**AIM:** From the entries below, copy every line holding the word "卢俊义道".

**INFORMATION GIVEN:**
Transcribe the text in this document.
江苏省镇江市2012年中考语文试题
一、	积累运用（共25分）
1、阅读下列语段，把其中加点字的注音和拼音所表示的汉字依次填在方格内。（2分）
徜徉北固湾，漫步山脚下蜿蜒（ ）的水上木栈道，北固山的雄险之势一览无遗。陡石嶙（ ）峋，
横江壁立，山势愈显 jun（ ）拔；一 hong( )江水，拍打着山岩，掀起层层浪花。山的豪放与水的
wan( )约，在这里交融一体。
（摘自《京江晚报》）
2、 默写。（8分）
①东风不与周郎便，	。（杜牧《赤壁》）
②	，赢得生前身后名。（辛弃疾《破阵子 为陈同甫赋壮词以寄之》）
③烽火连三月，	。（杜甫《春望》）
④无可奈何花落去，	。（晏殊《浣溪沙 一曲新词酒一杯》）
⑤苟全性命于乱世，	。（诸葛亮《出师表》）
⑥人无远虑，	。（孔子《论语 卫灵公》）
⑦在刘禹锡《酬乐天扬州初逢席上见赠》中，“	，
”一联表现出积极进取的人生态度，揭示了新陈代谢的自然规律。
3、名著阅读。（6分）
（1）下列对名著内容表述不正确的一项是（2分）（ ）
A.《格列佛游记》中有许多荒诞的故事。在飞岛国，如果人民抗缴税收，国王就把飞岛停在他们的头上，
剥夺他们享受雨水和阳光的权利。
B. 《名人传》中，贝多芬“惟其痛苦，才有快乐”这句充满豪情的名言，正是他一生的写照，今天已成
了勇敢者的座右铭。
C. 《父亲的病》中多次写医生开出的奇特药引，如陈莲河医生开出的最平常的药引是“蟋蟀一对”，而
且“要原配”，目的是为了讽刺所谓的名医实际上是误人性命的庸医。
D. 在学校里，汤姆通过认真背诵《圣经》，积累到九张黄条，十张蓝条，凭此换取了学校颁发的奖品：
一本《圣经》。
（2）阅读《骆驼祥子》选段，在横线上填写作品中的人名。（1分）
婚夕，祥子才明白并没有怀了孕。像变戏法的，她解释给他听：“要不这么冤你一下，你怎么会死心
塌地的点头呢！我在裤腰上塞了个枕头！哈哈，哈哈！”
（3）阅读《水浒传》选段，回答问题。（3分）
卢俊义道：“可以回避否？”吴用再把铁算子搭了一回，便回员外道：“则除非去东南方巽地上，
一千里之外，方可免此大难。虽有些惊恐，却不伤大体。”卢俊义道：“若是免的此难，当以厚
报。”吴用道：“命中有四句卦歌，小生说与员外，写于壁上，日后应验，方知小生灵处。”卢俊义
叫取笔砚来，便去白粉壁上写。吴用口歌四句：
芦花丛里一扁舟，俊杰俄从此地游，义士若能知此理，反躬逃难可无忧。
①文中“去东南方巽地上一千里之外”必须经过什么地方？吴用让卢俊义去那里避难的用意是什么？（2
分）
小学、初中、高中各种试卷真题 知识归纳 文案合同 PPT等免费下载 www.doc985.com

**ANSWER TO THIS TASK:**
卢俊义道：“可以回避否？”吴用再把铁算子搭了一回，便回员外道：“则除非去东南方巽地上，
一千里之外，方可免此大难。虽有些惊恐，却不伤大体。”卢俊义道：“若是免的此难，当以厚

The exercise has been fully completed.